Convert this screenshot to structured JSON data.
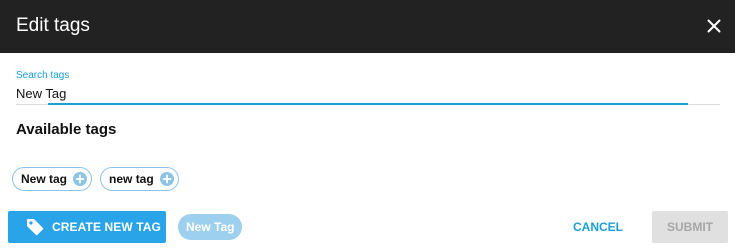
{
  "dialog": {
    "title": "Edit tags"
  },
  "search": {
    "label": "Search tags",
    "value": "New Tag"
  },
  "available_tags": {
    "heading": "Available tags",
    "items": [
      {
        "label": "New tag"
      },
      {
        "label": "new tag"
      }
    ]
  },
  "footer": {
    "create_label": "CREATE NEW TAG",
    "preview_label": "New Tag",
    "cancel_label": "CANCEL",
    "submit_label": "SUBMIT"
  },
  "icons": {
    "close": "close-icon",
    "add": "plus-circle-icon",
    "tag": "tag-icon"
  },
  "colors": {
    "header_bg": "#222222",
    "accent": "#1a9fd9",
    "create_button": "#2aa4e8",
    "chip_border": "#8cc4e8",
    "preview_chip": "#9dd0ee",
    "disabled_button": "#e0e0e0"
  }
}
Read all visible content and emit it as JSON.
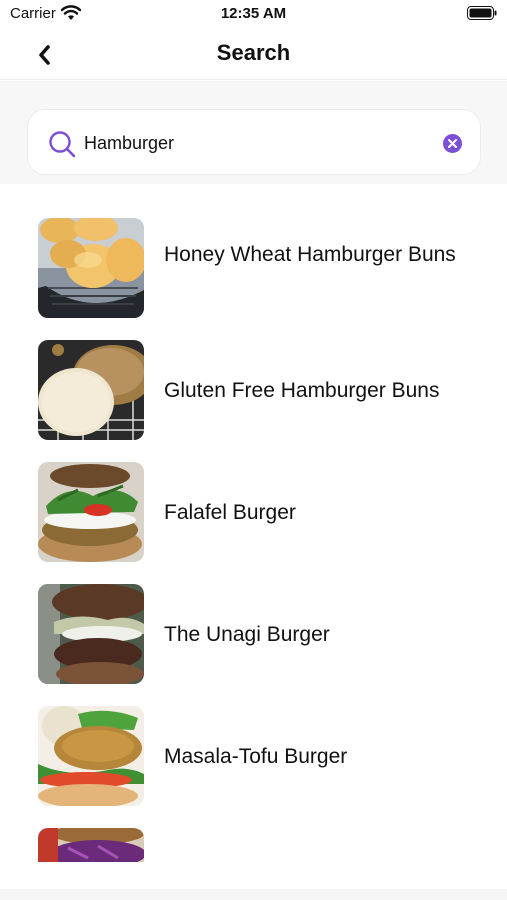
{
  "status_bar": {
    "carrier": "Carrier",
    "time": "12:35 AM"
  },
  "nav": {
    "title": "Search",
    "back_icon": "chevron-left-icon"
  },
  "search": {
    "query": "Hamburger",
    "search_icon": "search-icon",
    "clear_icon": "clear-circle-icon",
    "accent_color": "#7b4fd6"
  },
  "results": [
    {
      "title": "Honey Wheat Hamburger Buns",
      "thumb": "buns-in-basket"
    },
    {
      "title": "Gluten Free Hamburger Buns",
      "thumb": "sliced-bun"
    },
    {
      "title": "Falafel Burger",
      "thumb": "falafel-burger"
    },
    {
      "title": "The Unagi Burger",
      "thumb": "unagi-burger"
    },
    {
      "title": "Masala-Tofu Burger",
      "thumb": "tofu-burger"
    },
    {
      "title": "",
      "thumb": "cabbage-burger"
    }
  ]
}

⁂

WHAT THE TASK REQUIRES
Copy each line above that contains the word "title".

ANSWER
    "title": "Edit tags"
    "title": "Search",
      "title": "Honey Wheat Hamburger Buns",
      "title": "Gluten Free Hamburger Buns",
      "title": "Falafel Burger",
      "title": "The Unagi Burger",
      "title": "Masala-Tofu Burger",
      "title": "",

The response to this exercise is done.